┌────────

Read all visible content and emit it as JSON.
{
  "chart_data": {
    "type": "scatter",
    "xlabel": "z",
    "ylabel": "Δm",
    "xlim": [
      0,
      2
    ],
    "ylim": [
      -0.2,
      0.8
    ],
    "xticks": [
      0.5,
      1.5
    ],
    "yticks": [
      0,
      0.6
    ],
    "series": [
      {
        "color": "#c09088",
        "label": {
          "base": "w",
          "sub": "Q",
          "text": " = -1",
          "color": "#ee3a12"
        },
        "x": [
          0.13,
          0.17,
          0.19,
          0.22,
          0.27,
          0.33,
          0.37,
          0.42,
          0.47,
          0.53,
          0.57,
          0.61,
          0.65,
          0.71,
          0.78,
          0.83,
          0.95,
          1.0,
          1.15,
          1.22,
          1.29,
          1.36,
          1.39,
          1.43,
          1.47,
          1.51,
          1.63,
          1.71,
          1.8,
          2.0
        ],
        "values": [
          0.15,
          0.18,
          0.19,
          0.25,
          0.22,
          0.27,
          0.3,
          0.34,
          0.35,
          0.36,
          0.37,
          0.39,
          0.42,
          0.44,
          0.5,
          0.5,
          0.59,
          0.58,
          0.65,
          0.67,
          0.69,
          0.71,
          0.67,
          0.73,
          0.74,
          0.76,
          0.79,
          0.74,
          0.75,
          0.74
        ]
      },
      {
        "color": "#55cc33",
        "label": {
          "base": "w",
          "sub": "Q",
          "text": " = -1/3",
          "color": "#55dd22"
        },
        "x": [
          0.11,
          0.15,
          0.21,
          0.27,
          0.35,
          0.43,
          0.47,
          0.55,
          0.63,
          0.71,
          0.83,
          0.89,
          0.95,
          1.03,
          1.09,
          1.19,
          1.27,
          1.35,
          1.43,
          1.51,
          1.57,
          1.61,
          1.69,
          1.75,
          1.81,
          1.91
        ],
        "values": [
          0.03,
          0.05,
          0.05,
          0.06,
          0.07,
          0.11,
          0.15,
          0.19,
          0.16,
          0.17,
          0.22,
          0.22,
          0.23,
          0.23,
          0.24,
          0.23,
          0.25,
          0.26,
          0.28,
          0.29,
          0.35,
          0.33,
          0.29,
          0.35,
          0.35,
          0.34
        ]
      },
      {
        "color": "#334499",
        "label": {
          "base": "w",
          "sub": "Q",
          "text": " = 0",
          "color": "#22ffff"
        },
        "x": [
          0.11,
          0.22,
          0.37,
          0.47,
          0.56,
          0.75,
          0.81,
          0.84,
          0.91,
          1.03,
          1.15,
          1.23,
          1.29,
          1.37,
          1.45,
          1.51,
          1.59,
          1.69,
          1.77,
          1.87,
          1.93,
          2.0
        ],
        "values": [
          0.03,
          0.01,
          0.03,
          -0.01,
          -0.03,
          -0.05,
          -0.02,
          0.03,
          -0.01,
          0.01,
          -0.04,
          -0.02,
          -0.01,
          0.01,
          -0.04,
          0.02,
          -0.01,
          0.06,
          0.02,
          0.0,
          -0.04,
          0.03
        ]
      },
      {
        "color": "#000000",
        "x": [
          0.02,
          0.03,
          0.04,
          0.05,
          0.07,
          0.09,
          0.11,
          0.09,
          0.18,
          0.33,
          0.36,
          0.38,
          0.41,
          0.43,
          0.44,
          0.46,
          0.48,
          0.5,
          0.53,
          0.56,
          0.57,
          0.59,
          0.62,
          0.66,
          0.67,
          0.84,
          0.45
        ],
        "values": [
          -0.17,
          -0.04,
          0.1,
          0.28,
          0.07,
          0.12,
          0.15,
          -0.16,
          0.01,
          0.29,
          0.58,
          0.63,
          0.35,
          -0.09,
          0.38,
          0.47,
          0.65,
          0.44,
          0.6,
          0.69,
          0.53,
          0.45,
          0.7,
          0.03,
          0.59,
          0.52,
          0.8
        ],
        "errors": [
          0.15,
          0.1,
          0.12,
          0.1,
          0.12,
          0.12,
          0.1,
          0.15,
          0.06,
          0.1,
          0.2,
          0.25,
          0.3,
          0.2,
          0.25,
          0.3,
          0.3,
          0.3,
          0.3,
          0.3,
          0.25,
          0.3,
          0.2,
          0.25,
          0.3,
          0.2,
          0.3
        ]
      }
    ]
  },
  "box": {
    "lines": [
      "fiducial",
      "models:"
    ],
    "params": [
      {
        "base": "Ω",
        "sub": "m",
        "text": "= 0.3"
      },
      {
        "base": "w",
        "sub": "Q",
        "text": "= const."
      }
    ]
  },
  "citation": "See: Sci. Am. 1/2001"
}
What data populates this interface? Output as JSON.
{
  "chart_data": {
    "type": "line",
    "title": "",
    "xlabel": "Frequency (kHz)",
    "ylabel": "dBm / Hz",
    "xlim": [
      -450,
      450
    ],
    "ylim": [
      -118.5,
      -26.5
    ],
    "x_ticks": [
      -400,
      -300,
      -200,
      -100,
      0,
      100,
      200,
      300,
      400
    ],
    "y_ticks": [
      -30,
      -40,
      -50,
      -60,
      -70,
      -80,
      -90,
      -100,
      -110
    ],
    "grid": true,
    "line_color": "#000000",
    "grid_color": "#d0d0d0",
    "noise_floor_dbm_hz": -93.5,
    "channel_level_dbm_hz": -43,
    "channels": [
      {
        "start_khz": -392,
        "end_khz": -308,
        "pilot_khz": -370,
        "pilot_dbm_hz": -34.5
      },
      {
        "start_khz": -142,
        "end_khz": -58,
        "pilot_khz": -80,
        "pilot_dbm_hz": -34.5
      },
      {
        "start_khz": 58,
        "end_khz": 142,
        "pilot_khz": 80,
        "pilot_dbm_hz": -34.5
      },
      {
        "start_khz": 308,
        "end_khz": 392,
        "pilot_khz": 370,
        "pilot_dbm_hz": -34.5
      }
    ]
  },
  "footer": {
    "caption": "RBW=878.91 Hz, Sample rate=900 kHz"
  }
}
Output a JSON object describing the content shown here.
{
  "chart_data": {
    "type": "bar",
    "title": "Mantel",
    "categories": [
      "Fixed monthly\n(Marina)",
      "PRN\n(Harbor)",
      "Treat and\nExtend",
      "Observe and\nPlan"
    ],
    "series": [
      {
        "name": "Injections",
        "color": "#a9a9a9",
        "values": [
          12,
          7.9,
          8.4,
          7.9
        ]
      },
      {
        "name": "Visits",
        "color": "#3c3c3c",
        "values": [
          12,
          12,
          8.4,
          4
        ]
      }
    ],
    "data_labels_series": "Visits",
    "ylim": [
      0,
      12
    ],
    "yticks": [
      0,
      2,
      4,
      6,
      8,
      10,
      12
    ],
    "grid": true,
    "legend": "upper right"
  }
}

└────────

> [What to produce]: Extract each entry in full, exactly as given.

> [Exercise output]:
Read all visible content and emit it as JSON.
{
  "chart_data": {
    "type": "scatter",
    "xlabel": "z",
    "ylabel": "Δm",
    "xlim": [
      0,
      2
    ],
    "ylim": [
      -0.2,
      0.8
    ],
    "xticks": [
      0.5,
      1.5
    ],
    "yticks": [
      0,
      0.6
    ],
    "series": [
      {
        "color": "#c09088",
        "label": {
          "base": "w",
          "sub": "Q",
          "text": " = -1",
          "color": "#ee3a12"
        },
        "x": [
          0.13,
          0.17,
          0.19,
          0.22,
          0.27,
          0.33,
          0.37,
          0.42,
          0.47,
          0.53,
          0.57,
          0.61,
          0.65,
          0.71,
          0.78,
          0.83,
          0.95,
          1.0,
          1.15,
          1.22,
          1.29,
          1.36,
          1.39,
          1.43,
          1.47,
          1.51,
          1.63,
          1.71,
          1.8,
          2.0
        ],
        "values": [
          0.15,
          0.18,
          0.19,
          0.25,
          0.22,
          0.27,
          0.3,
          0.34,
          0.35,
          0.36,
          0.37,
          0.39,
          0.42,
          0.44,
          0.5,
          0.5,
          0.59,
          0.58,
          0.65,
          0.67,
          0.69,
          0.71,
          0.67,
          0.73,
          0.74,
          0.76,
          0.79,
          0.74,
          0.75,
          0.74
        ]
      },
      {
        "color": "#55cc33",
        "label": {
          "base": "w",
          "sub": "Q",
          "text": " = -1/3",
          "color": "#55dd22"
        },
        "x": [
          0.11,
          0.15,
          0.21,
          0.27,
          0.35,
          0.43,
          0.47,
          0.55,
          0.63,
          0.71,
          0.83,
          0.89,
          0.95,
          1.03,
          1.09,
          1.19,
          1.27,
          1.35,
          1.43,
          1.51,
          1.57,
          1.61,
          1.69,
          1.75,
          1.81,
          1.91
        ],
        "values": [
          0.03,
          0.05,
          0.05,
          0.06,
          0.07,
          0.11,
          0.15,
          0.19,
          0.16,
          0.17,
          0.22,
          0.22,
          0.23,
          0.23,
          0.24,
          0.23,
          0.25,
          0.26,
          0.28,
          0.29,
          0.35,
          0.33,
          0.29,
          0.35,
          0.35,
          0.34
        ]
      },
      {
        "color": "#334499",
        "label": {
          "base": "w",
          "sub": "Q",
          "text": " = 0",
          "color": "#22ffff"
        },
        "x": [
          0.11,
          0.22,
          0.37,
          0.47,
          0.56,
          0.75,
          0.81,
          0.84,
          0.91,
          1.03,
          1.15,
          1.23,
          1.29,
          1.37,
          1.45,
          1.51,
          1.59,
          1.69,
          1.77,
          1.87,
          1.93,
          2.0
        ],
        "values": [
          0.03,
          0.01,
          0.03,
          -0.01,
          -0.03,
          -0.05,
          -0.02,
          0.03,
          -0.01,
          0.01,
          -0.04,
          -0.02,
          -0.01,
          0.01,
          -0.04,
          0.02,
          -0.01,
          0.06,
          0.02,
          0.0,
          -0.04,
          0.03
        ]
      },
      {
        "color": "#000000",
        "x": [
          0.02,
          0.03,
          0.04,
          0.05,
          0.07,
          0.09,
          0.11,
          0.09,
          0.18,
          0.33,
          0.36,
          0.38,
          0.41,
          0.43,
          0.44,
          0.46,
          0.48,
          0.5,
          0.53,
          0.56,
          0.57,
          0.59,
          0.62,
          0.66,
          0.67,
          0.84,
          0.45
        ],
        "values": [
          -0.17,
          -0.04,
          0.1,
          0.28,
          0.07,
          0.12,
          0.15,
          -0.16,
          0.01,
          0.29,
          0.58,
          0.63,
          0.35,
          -0.09,
          0.38,
          0.47,
          0.65,
          0.44,
          0.6,
          0.69,
          0.53,
          0.45,
          0.7,
          0.03,
          0.59,
          0.52,
          0.8
        ],
        "errors": [
          0.15,
          0.1,
          0.12,
          0.1,
          0.12,
          0.12,
          0.1,
          0.15,
          0.06,
          0.1,
          0.2,
          0.25,
          0.3,
          0.2,
          0.25,
          0.3,
          0.3,
          0.3,
          0.3,
          0.3,
          0.25,
          0.3,
          0.2,
          0.25,
          0.3,
          0.2,
          0.3
        ]
      }
    ]
  },
  "box": {
    "lines": [
      "fiducial",
      "models:"
    ],
    "params": [
      {
        "base": "Ω",
        "sub": "m",
        "text": "= 0.3"
      },
      {
        "base": "w",
        "sub": "Q",
        "text": "= const."
      }
    ]
  },
  "citation": "See: Sci. Am. 1/2001"
}
What data populates this interface? Output as JSON.
{
  "chart_data": {
    "type": "line",
    "title": "",
    "xlabel": "Frequency (kHz)",
    "ylabel": "dBm / Hz",
    "xlim": [
      -450,
      450
    ],
    "ylim": [
      -118.5,
      -26.5
    ],
    "x_ticks": [
      -400,
      -300,
      -200,
      -100,
      0,
      100,
      200,
      300,
      400
    ],
    "y_ticks": [
      -30,
      -40,
      -50,
      -60,
      -70,
      -80,
      -90,
      -100,
      -110
    ],
    "grid": true,
    "line_color": "#000000",
    "grid_color": "#d0d0d0",
    "noise_floor_dbm_hz": -93.5,
    "channel_level_dbm_hz": -43,
    "channels": [
      {
        "start_khz": -392,
        "end_khz": -308,
        "pilot_khz": -370,
        "pilot_dbm_hz": -34.5
      },
      {
        "start_khz": -142,
        "end_khz": -58,
        "pilot_khz": -80,
        "pilot_dbm_hz": -34.5
      },
      {
        "start_khz": 58,
        "end_khz": 142,
        "pilot_khz": 80,
        "pilot_dbm_hz": -34.5
      },
      {
        "start_khz": 308,
        "end_khz": 392,
        "pilot_khz": 370,
        "pilot_dbm_hz": -34.5
      }
    ]
  },
  "footer": {
    "caption": "RBW=878.91 Hz, Sample rate=900 kHz"
  }
}
Output a JSON object describing the content shown here.
{
  "chart_data": {
    "type": "bar",
    "title": "Mantel",
    "categories": [
      "Fixed monthly\n(Marina)",
      "PRN\n(Harbor)",
      "Treat and\nExtend",
      "Observe and\nPlan"
    ],
    "series": [
      {
        "name": "Injections",
        "color": "#a9a9a9",
        "values": [
          12,
          7.9,
          8.4,
          7.9
        ]
      },
      {
        "name": "Visits",
        "color": "#3c3c3c",
        "values": [
          12,
          12,
          8.4,
          4
        ]
      }
    ],
    "data_labels_series": "Visits",
    "ylim": [
      0,
      12
    ],
    "yticks": [
      0,
      2,
      4,
      6,
      8,
      10,
      12
    ],
    "grid": true,
    "legend": "upper right"
  }
}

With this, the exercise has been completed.